Exercise instructions
Write out each line of the material again, word for word.

Material for the task
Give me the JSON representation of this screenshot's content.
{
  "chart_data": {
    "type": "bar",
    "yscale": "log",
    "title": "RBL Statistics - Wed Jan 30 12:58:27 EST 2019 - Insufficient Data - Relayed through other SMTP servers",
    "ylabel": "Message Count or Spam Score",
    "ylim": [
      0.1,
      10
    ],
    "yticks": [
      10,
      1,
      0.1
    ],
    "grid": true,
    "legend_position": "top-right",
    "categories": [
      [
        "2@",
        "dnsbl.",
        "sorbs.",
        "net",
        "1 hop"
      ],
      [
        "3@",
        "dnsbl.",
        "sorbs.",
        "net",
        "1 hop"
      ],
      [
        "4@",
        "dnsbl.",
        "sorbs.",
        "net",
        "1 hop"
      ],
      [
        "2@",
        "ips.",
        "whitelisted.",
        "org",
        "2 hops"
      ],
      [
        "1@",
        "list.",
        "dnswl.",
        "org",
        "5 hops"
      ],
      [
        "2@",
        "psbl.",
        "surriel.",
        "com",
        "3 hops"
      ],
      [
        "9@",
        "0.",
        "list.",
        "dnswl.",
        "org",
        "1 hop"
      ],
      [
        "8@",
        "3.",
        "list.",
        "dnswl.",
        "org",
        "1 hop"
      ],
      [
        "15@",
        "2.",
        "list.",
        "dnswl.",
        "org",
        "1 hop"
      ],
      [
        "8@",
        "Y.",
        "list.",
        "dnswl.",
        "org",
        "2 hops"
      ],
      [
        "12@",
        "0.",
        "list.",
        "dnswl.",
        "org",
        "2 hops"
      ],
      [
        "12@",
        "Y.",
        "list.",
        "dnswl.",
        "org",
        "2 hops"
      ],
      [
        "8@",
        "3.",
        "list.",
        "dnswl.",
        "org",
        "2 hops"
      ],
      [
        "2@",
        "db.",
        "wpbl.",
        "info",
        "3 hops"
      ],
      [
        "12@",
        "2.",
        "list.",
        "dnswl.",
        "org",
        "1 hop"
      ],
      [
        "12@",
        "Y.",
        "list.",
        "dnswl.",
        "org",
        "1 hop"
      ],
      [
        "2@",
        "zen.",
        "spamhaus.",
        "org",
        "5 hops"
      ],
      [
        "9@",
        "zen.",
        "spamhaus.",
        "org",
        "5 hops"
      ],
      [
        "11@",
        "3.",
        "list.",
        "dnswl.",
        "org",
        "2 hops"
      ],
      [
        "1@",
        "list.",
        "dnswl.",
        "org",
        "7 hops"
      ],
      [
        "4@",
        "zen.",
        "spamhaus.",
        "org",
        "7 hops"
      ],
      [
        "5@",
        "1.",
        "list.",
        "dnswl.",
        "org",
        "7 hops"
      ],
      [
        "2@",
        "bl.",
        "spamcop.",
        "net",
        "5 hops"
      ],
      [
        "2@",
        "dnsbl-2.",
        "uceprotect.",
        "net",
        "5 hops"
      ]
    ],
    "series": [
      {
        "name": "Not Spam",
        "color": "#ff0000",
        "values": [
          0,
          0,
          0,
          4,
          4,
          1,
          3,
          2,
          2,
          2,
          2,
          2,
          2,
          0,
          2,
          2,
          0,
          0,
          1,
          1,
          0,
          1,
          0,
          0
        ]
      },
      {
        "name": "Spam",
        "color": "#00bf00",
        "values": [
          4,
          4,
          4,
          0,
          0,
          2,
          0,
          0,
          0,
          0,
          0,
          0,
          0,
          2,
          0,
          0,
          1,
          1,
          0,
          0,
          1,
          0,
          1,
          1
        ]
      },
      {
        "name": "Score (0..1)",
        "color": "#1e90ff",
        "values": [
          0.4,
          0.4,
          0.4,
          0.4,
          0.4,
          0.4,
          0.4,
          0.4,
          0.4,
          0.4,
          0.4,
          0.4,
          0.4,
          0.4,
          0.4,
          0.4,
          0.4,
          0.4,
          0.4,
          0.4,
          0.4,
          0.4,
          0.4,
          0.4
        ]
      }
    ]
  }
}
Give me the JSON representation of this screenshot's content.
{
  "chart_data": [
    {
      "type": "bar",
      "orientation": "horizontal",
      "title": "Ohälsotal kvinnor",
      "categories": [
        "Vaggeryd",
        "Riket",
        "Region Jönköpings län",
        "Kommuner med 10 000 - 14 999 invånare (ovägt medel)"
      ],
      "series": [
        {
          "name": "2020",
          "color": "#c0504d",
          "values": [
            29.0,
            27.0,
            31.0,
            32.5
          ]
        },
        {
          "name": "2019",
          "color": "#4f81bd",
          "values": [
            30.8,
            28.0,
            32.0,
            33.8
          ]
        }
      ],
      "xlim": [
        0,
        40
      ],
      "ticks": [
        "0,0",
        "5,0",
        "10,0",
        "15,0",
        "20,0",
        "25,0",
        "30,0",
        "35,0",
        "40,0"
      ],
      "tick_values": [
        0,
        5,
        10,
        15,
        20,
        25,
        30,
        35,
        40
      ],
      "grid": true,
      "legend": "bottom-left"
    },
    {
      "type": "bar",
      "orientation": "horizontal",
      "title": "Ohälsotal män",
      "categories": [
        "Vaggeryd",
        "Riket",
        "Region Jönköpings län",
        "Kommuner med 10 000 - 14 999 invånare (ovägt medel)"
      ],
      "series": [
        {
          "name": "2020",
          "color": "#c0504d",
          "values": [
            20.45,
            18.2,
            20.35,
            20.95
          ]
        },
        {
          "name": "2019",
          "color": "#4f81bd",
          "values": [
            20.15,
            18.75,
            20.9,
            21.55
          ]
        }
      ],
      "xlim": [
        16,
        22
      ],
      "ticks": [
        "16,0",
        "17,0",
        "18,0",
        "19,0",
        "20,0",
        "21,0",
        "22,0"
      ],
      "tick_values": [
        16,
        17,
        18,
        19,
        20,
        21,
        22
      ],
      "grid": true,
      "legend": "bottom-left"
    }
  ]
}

Full answer
Give me the JSON representation of this screenshot's content.
{
  "chart_data": {
    "type": "bar",
    "yscale": "log",
    "title": "RBL Statistics - Wed Jan 30 12:58:27 EST 2019 - Insufficient Data - Relayed through other SMTP servers",
    "ylabel": "Message Count or Spam Score",
    "ylim": [
      0.1,
      10
    ],
    "yticks": [
      10,
      1,
      0.1
    ],
    "grid": true,
    "legend_position": "top-right",
    "categories": [
      [
        "2@",
        "dnsbl.",
        "sorbs.",
        "net",
        "1 hop"
      ],
      [
        "3@",
        "dnsbl.",
        "sorbs.",
        "net",
        "1 hop"
      ],
      [
        "4@",
        "dnsbl.",
        "sorbs.",
        "net",
        "1 hop"
      ],
      [
        "2@",
        "ips.",
        "whitelisted.",
        "org",
        "2 hops"
      ],
      [
        "1@",
        "list.",
        "dnswl.",
        "org",
        "5 hops"
      ],
      [
        "2@",
        "psbl.",
        "surriel.",
        "com",
        "3 hops"
      ],
      [
        "9@",
        "0.",
        "list.",
        "dnswl.",
        "org",
        "1 hop"
      ],
      [
        "8@",
        "3.",
        "list.",
        "dnswl.",
        "org",
        "1 hop"
      ],
      [
        "15@",
        "2.",
        "list.",
        "dnswl.",
        "org",
        "1 hop"
      ],
      [
        "8@",
        "Y.",
        "list.",
        "dnswl.",
        "org",
        "2 hops"
      ],
      [
        "12@",
        "0.",
        "list.",
        "dnswl.",
        "org",
        "2 hops"
      ],
      [
        "12@",
        "Y.",
        "list.",
        "dnswl.",
        "org",
        "2 hops"
      ],
      [
        "8@",
        "3.",
        "list.",
        "dnswl.",
        "org",
        "2 hops"
      ],
      [
        "2@",
        "db.",
        "wpbl.",
        "info",
        "3 hops"
      ],
      [
        "12@",
        "2.",
        "list.",
        "dnswl.",
        "org",
        "1 hop"
      ],
      [
        "12@",
        "Y.",
        "list.",
        "dnswl.",
        "org",
        "1 hop"
      ],
      [
        "2@",
        "zen.",
        "spamhaus.",
        "org",
        "5 hops"
      ],
      [
        "9@",
        "zen.",
        "spamhaus.",
        "org",
        "5 hops"
      ],
      [
        "11@",
        "3.",
        "list.",
        "dnswl.",
        "org",
        "2 hops"
      ],
      [
        "1@",
        "list.",
        "dnswl.",
        "org",
        "7 hops"
      ],
      [
        "4@",
        "zen.",
        "spamhaus.",
        "org",
        "7 hops"
      ],
      [
        "5@",
        "1.",
        "list.",
        "dnswl.",
        "org",
        "7 hops"
      ],
      [
        "2@",
        "bl.",
        "spamcop.",
        "net",
        "5 hops"
      ],
      [
        "2@",
        "dnsbl-2.",
        "uceprotect.",
        "net",
        "5 hops"
      ]
    ],
    "series": [
      {
        "name": "Not Spam",
        "color": "#ff0000",
        "values": [
          0,
          0,
          0,
          4,
          4,
          1,
          3,
          2,
          2,
          2,
          2,
          2,
          2,
          0,
          2,
          2,
          0,
          0,
          1,
          1,
          0,
          1,
          0,
          0
        ]
      },
      {
        "name": "Spam",
        "color": "#00bf00",
        "values": [
          4,
          4,
          4,
          0,
          0,
          2,
          0,
          0,
          0,
          0,
          0,
          0,
          0,
          2,
          0,
          0,
          1,
          1,
          0,
          0,
          1,
          0,
          1,
          1
        ]
      },
      {
        "name": "Score (0..1)",
        "color": "#1e90ff",
        "values": [
          0.4,
          0.4,
          0.4,
          0.4,
          0.4,
          0.4,
          0.4,
          0.4,
          0.4,
          0.4,
          0.4,
          0.4,
          0.4,
          0.4,
          0.4,
          0.4,
          0.4,
          0.4,
          0.4,
          0.4,
          0.4,
          0.4,
          0.4,
          0.4
        ]
      }
    ]
  }
}
Give me the JSON representation of this screenshot's content.
{
  "chart_data": [
    {
      "type": "bar",
      "orientation": "horizontal",
      "title": "Ohälsotal kvinnor",
      "categories": [
        "Vaggeryd",
        "Riket",
        "Region Jönköpings län",
        "Kommuner med 10 000 - 14 999 invånare (ovägt medel)"
      ],
      "series": [
        {
          "name": "2020",
          "color": "#c0504d",
          "values": [
            29.0,
            27.0,
            31.0,
            32.5
          ]
        },
        {
          "name": "2019",
          "color": "#4f81bd",
          "values": [
            30.8,
            28.0,
            32.0,
            33.8
          ]
        }
      ],
      "xlim": [
        0,
        40
      ],
      "ticks": [
        "0,0",
        "5,0",
        "10,0",
        "15,0",
        "20,0",
        "25,0",
        "30,0",
        "35,0",
        "40,0"
      ],
      "tick_values": [
        0,
        5,
        10,
        15,
        20,
        25,
        30,
        35,
        40
      ],
      "grid": true,
      "legend": "bottom-left"
    },
    {
      "type": "bar",
      "orientation": "horizontal",
      "title": "Ohälsotal män",
      "categories": [
        "Vaggeryd",
        "Riket",
        "Region Jönköpings län",
        "Kommuner med 10 000 - 14 999 invånare (ovägt medel)"
      ],
      "series": [
        {
          "name": "2020",
          "color": "#c0504d",
          "values": [
            20.45,
            18.2,
            20.35,
            20.95
          ]
        },
        {
          "name": "2019",
          "color": "#4f81bd",
          "values": [
            20.15,
            18.75,
            20.9,
            21.55
          ]
        }
      ],
      "xlim": [
        16,
        22
      ],
      "ticks": [
        "16,0",
        "17,0",
        "18,0",
        "19,0",
        "20,0",
        "21,0",
        "22,0"
      ],
      "tick_values": [
        16,
        17,
        18,
        19,
        20,
        21,
        22
      ],
      "grid": true,
      "legend": "bottom-left"
    }
  ]
}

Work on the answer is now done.